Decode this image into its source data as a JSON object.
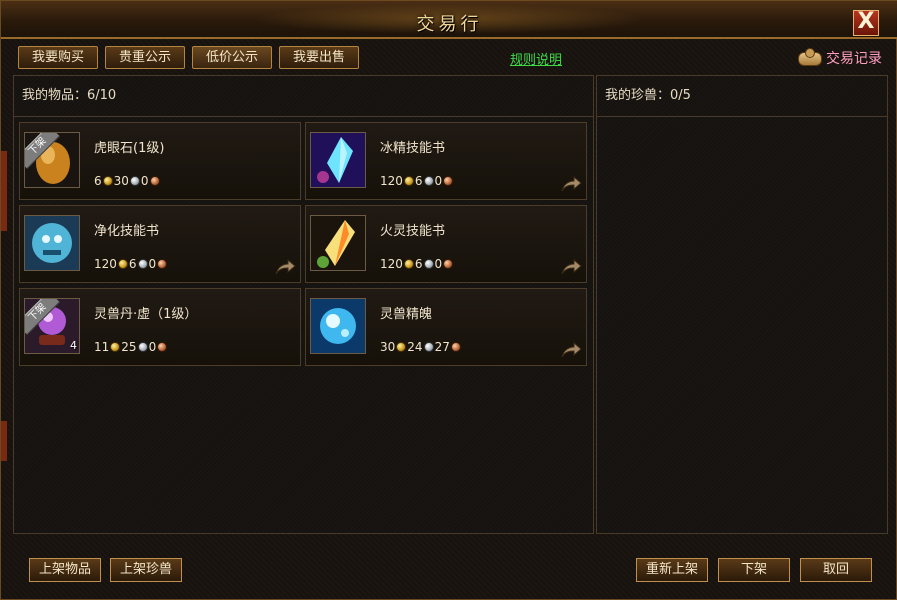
{
  "window": {
    "title": "交易行",
    "close_label": "X"
  },
  "tabs": [
    "我要购买",
    "贵重公示",
    "低价公示",
    "我要出售"
  ],
  "rules_link": "规则说明",
  "record_label": "交易记录",
  "left_panel": {
    "label": "我的物品：6/10"
  },
  "right_panel": {
    "label": "我的珍兽：0/5"
  },
  "items": [
    {
      "name": "虎眼石(1级)",
      "gold": "6",
      "silver": "30",
      "copper": "0",
      "tag": "下架",
      "stack": "",
      "share": false,
      "icon": "tiger-eye-stone-icon"
    },
    {
      "name": "冰精技能书",
      "gold": "120",
      "silver": "6",
      "copper": "0",
      "tag": "",
      "stack": "",
      "share": true,
      "icon": "ice-crystal-book-icon"
    },
    {
      "name": "净化技能书",
      "gold": "120",
      "silver": "6",
      "copper": "0",
      "tag": "",
      "stack": "",
      "share": true,
      "icon": "purify-book-icon"
    },
    {
      "name": "火灵技能书",
      "gold": "120",
      "silver": "6",
      "copper": "0",
      "tag": "",
      "stack": "",
      "share": true,
      "icon": "fire-spirit-book-icon"
    },
    {
      "name": "灵兽丹·虚（1级）",
      "gold": "11",
      "silver": "25",
      "copper": "0",
      "tag": "下架",
      "stack": "4",
      "share": false,
      "icon": "spirit-pill-icon"
    },
    {
      "name": "灵兽精魄",
      "gold": "30",
      "silver": "24",
      "copper": "27",
      "tag": "",
      "stack": "",
      "share": true,
      "icon": "spirit-soul-icon"
    }
  ],
  "buttons": {
    "list_item": "上架物品",
    "list_pet": "上架珍兽",
    "relist": "重新上架",
    "delist": "下架",
    "cancel": "取回"
  },
  "colors": {
    "rules_link": "#3fdc4a",
    "record_label": "#ff9ec2",
    "title": "#f2d79a"
  }
}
************
- GIVEN EXERCISE -
Each record above is to be restated exactly, with its pictures removed from the copy.

- ANSWER FOR THE TASK -
Decode this image into its source data as a JSON object.
{
  "window": {
    "title": "交易行",
    "close_label": "X"
  },
  "tabs": [
    "我要购买",
    "贵重公示",
    "低价公示",
    "我要出售"
  ],
  "rules_link": "规则说明",
  "record_label": "交易记录",
  "left_panel": {
    "label": "我的物品：6/10"
  },
  "right_panel": {
    "label": "我的珍兽：0/5"
  },
  "items": [
    {
      "name": "虎眼石(1级)",
      "gold": "6",
      "silver": "30",
      "copper": "0",
      "tag": "下架",
      "stack": "",
      "share": false,
      "icon": "tiger-eye-stone-icon"
    },
    {
      "name": "冰精技能书",
      "gold": "120",
      "silver": "6",
      "copper": "0",
      "tag": "",
      "stack": "",
      "share": true,
      "icon": "ice-crystal-book-icon"
    },
    {
      "name": "净化技能书",
      "gold": "120",
      "silver": "6",
      "copper": "0",
      "tag": "",
      "stack": "",
      "share": true,
      "icon": "purify-book-icon"
    },
    {
      "name": "火灵技能书",
      "gold": "120",
      "silver": "6",
      "copper": "0",
      "tag": "",
      "stack": "",
      "share": true,
      "icon": "fire-spirit-book-icon"
    },
    {
      "name": "灵兽丹·虚（1级）",
      "gold": "11",
      "silver": "25",
      "copper": "0",
      "tag": "下架",
      "stack": "4",
      "share": false,
      "icon": "spirit-pill-icon"
    },
    {
      "name": "灵兽精魄",
      "gold": "30",
      "silver": "24",
      "copper": "27",
      "tag": "",
      "stack": "",
      "share": true,
      "icon": "spirit-soul-icon"
    }
  ],
  "buttons": {
    "list_item": "上架物品",
    "list_pet": "上架珍兽",
    "relist": "重新上架",
    "delist": "下架",
    "cancel": "取回"
  },
  "colors": {
    "rules_link": "#3fdc4a",
    "record_label": "#ff9ec2",
    "title": "#f2d79a"
  }
}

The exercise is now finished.